Short problem :: Recast the records below as a JSON list of strings, giving each line its own string. Skip blank lines and leave the pictures out.

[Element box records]
--*--

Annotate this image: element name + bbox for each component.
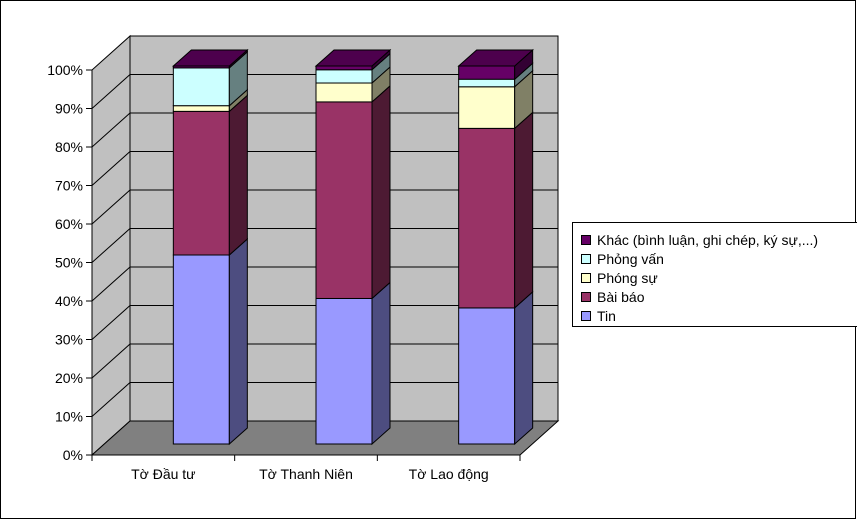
gridline [91,74,558,109]
bar-segment-2-0 [458,307,516,445]
bar-top-2 [457,49,534,67]
y-tick-label: 100% [47,62,83,78]
gridline [91,112,558,148]
y-tick-label: 10% [55,409,83,425]
bar-segment-1-3 [315,69,373,84]
bar-segment-2-3 [458,78,516,88]
y-tick-label: 60% [55,216,83,232]
bar-side-0-0 [228,237,248,446]
gridline [91,343,558,379]
legend-item: Phóng sự [581,269,658,287]
gridline [91,382,558,417]
bar-segment-0-1 [172,110,230,256]
legend-swatch [581,273,591,283]
legend-item: Phỏng vấn [581,250,664,268]
legend-swatch [581,292,591,302]
bar-segment-2-1 [458,127,516,309]
bar-side-1-1 [371,84,391,300]
legend-label: Bài báo [597,289,645,305]
bar-segment-2-2 [458,86,516,129]
bar-segment-1-4 [315,65,373,71]
y-tick-label: 50% [55,255,83,271]
gridline [91,266,558,302]
legend-item: Khác (bình luận, ghi chép, ký sự,...) [581,231,818,249]
legend-swatch [581,254,591,264]
bar-top-1 [314,49,392,67]
legend-swatch [581,311,591,321]
bar-segment-0-3 [172,67,230,107]
bar-segment-0-2 [172,105,230,112]
legend-swatch [581,235,591,245]
x-tick-label: Tờ Thanh Niên [259,466,353,482]
gridline [91,305,558,340]
bar-segment-0-0 [172,254,230,445]
bar-segment-1-0 [315,297,373,445]
chart-legend: Khác (bình luận, ghi chép, ký sự,...) Phỏ… [572,222,857,327]
y-tick-label: 20% [55,370,83,386]
legend-label: Phóng sự [597,270,658,286]
x-tick-label: Tờ Lao động [409,466,489,482]
bar-side-2-0 [514,290,534,446]
gridline [91,228,558,263]
gridline [91,151,558,186]
legend-item: Bài báo [581,288,644,306]
legend-label: Phỏng vấn [597,251,664,267]
x-tick-label: Tờ Đầu tư [131,466,195,482]
gridline [91,189,558,225]
y-tick-label: 0% [63,447,83,463]
bar-segment-2-4 [458,65,516,80]
legend-label: Khác (bình luận, ghi chép, ký sự,...) [597,232,819,248]
y-tick-label: 40% [55,293,83,309]
bar-side-0-1 [228,94,248,257]
bar-top-0 [172,49,249,67]
bar-side-2-1 [514,111,534,310]
y-tick-label: 30% [55,332,83,348]
y-tick-label: 70% [55,178,83,194]
legend-item: Tin [581,307,616,325]
bar-segment-1-2 [315,82,373,103]
y-tick-label: 90% [55,101,83,117]
legend-label: Tin [597,308,616,324]
bar-segment-1-1 [315,101,373,299]
y-tick-label: 80% [55,139,83,155]
bar-side-1-0 [371,281,391,446]
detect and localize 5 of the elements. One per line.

--*--

Result below ::
[
  "Annotate this image: element name + bbox for each component.",
  "gridline [91,74,558,109]",
  "bar-segment-2-0 [458,307,516,445]",
  "bar-top-2 [457,49,534,67]",
  "y-tick-label: 100% [47,62,83,78]",
  "gridline [91,112,558,148]",
  "y-tick-label: 10% [55,409,83,425]",
  "bar-segment-1-3 [315,69,373,84]",
  "bar-segment-2-3 [458,78,516,88]",
  "y-tick-label: 60% [55,216,83,232]",
  "bar-side-0-0 [228,237,248,446]",
  "gridline [91,343,558,379]",
  "legend-item: Phóng sự [581,269,658,287]",
  "gridline [91,382,558,417]",
  "bar-segment-0-1 [172,110,230,256]",
  "legend-swatch [581,273,591,283]",
  "legend-item: Phỏng vấn [581,250,664,268]",
  "legend-swatch [581,292,591,302]",
  "bar-segment-2-1 [458,127,516,309]",
  "bar-side-1-1 [371,84,391,300]",
  "legend-label: Bài báo [597,289,645,305]",
  "bar-segment-2-2 [458,86,516,129]",
  "bar-segment-1-4 [315,65,373,71]",
  "y-tick-label: 50% [55,255,83,271]",
  "gridline [91,266,558,302]",
  "legend-item: Khác (bình luận, ghi chép, ký sự,...) [581,231,818,249]",
  "legend-swatch [581,254,591,264]",
  "bar-top-1 [314,49,392,67]",
  "legend-swatch [581,311,591,321]",
  "bar-segment-0-3 [172,67,230,107]",
  "bar-segment-0-2 [172,105,230,112]",
  "legend-swatch [581,235,591,245]",
  "x-tick-label: Tờ Thanh Niên [259,466,353,482]",
  "gridline [91,305,558,340]",
  "bar-segment-0-0 [172,254,230,445]",
  "bar-segment-1-0 [315,297,373,445]",
  "chart-legend: Khác (bình luận, ghi chép, ký sự,...) Phỏ… [572,222,857,327]",
  "y-tick-label: 20% [55,370,83,386]",
  "legend-label: Phóng sự [597,270,658,286]",
  "x-tick-label: Tờ Lao động [409,466,489,482]",
  "bar-side-2-0 [514,290,534,446]",
  "gridline [91,228,558,263]",
  "gridline [91,151,558,186]",
  "legend-item: Bài báo [581,288,644,306]",
  "legend-label: Phỏng vấn [597,251,664,267]",
  "x-tick-label: Tờ Đầu tư [131,466,195,482]",
  "gridline [91,189,558,225]",
  "y-tick-label: 0% [63,447,83,463]",
  "bar-segment-2-4 [458,65,516,80]",
  "legend-label: Khác (bình luận, ghi chép, ký sự,...) [597,232,819,248]",
  "y-tick-label: 40% [55,293,83,309]",
  "bar-side-0-1 [228,94,248,257]",
  "bar-top-0 [172,49,249,67]",
  "bar-side-2-1 [514,111,534,310]",
  "y-tick-label: 30% [55,332,83,348]",
  "y-tick-label: 70% [55,178,83,194]",
  "legend-item: Tin [581,307,616,325]",
  "bar-segment-1-2 [315,82,373,103]",
  "y-tick-label: 90% [55,101,83,117]",
  "legend-label: Tin [597,308,616,324]",
  "bar-segment-1-1 [315,101,373,299]",
  "y-tick-label: 80% [55,139,83,155]",
  "bar-side-1-0 [371,281,391,446]",
  "detect and localize 5 of the elements. One per line."
]